Start of DATASET CONTENT
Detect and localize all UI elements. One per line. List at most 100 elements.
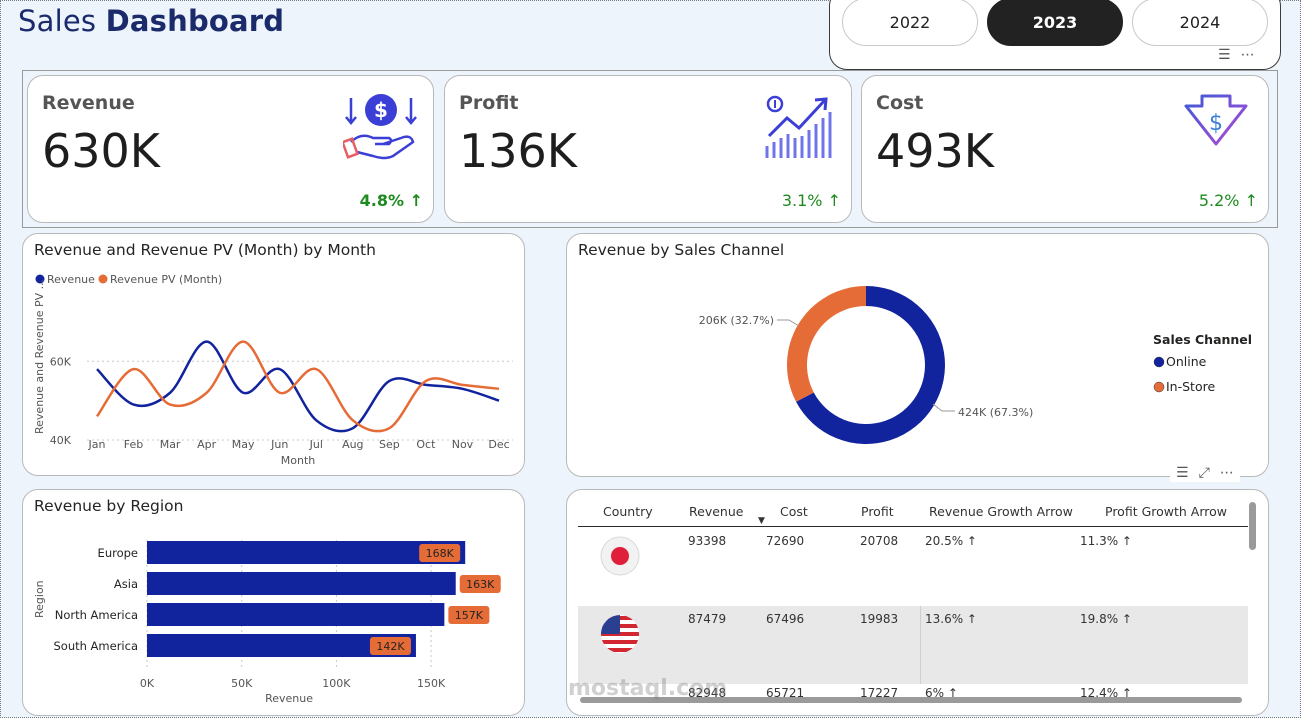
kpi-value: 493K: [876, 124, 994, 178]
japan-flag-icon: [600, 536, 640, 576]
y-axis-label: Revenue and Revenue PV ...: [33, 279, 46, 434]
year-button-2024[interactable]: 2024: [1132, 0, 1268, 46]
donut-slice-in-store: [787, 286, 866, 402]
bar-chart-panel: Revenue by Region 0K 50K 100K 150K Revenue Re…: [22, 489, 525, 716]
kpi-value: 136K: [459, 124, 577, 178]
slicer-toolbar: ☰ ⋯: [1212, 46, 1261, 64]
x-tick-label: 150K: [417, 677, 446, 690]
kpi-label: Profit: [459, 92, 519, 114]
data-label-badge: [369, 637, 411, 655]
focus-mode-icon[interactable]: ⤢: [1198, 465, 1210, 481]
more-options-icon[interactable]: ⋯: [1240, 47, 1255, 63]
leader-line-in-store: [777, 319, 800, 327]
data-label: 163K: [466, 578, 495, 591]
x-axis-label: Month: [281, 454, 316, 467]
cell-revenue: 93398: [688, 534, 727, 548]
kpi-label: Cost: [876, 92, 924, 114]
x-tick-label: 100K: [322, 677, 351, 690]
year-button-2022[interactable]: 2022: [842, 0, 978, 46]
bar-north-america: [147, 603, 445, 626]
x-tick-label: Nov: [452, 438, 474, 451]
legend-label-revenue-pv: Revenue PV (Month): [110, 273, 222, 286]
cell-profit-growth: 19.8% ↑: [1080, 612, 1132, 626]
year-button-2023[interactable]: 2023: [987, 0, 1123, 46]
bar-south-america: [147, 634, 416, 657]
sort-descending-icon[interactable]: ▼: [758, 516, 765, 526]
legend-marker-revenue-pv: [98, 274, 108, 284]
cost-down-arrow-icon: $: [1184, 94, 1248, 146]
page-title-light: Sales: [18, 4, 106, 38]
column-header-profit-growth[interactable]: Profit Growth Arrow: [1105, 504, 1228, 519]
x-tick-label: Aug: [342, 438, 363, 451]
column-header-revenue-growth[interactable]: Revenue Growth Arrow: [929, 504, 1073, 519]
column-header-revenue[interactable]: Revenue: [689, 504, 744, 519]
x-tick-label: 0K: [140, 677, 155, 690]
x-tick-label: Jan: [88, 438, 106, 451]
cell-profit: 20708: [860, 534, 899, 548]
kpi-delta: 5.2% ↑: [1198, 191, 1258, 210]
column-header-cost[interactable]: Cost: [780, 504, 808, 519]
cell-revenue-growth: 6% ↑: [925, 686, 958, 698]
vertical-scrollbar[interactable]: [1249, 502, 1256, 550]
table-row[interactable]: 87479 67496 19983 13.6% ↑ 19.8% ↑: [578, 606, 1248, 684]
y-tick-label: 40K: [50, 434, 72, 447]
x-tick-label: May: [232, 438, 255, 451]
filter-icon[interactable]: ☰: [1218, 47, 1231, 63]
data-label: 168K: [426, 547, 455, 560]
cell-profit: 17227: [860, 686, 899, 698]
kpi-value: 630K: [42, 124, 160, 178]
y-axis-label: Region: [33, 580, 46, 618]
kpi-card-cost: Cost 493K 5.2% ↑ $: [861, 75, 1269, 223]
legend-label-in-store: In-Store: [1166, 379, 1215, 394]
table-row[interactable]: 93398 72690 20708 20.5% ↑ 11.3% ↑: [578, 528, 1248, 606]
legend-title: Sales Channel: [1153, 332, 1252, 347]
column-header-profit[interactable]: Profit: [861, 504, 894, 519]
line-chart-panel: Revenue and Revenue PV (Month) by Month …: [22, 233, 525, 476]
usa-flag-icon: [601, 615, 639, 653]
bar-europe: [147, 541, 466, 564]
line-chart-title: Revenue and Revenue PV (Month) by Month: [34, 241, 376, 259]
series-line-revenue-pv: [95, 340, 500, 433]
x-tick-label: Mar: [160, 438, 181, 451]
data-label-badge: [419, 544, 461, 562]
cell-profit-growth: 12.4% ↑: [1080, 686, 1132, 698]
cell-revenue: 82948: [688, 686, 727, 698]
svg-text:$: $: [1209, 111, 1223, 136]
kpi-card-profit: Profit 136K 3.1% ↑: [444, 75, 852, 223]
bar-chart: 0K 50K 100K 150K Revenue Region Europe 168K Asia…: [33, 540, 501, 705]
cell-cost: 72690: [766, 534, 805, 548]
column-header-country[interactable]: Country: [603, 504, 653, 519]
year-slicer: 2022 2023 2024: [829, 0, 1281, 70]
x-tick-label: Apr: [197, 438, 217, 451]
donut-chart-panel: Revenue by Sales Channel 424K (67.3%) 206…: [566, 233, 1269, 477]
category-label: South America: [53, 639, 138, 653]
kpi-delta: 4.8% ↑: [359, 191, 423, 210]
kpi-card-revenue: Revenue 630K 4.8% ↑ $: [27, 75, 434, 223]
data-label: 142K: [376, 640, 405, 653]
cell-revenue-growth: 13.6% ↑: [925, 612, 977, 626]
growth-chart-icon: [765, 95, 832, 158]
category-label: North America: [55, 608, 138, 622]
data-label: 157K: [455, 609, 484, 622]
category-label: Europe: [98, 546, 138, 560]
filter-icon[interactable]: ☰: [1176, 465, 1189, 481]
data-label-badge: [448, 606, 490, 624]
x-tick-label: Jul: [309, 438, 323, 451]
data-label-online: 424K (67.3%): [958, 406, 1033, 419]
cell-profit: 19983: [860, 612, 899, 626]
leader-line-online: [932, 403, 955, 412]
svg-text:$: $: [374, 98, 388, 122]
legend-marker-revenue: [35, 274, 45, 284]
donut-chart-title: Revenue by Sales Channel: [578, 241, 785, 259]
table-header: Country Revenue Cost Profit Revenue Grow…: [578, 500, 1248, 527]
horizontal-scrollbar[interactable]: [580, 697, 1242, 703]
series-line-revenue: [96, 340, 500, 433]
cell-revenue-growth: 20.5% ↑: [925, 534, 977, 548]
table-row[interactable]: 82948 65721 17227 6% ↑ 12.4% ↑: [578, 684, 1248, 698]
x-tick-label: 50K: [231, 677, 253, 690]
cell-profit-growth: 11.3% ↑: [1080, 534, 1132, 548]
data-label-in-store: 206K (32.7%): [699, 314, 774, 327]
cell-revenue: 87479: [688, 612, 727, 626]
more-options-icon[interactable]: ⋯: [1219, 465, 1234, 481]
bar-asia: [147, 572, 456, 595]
End of DATASET CONTENT
Pull out every line of the data above that contains the word "Country", treating uppercase and lowercase letters as different.

**CORRECT RESULT**
column-header-country[interactable]: Country: [603, 504, 653, 519]
table-header: Country Revenue Cost Profit Revenue Grow…: [578, 500, 1248, 527]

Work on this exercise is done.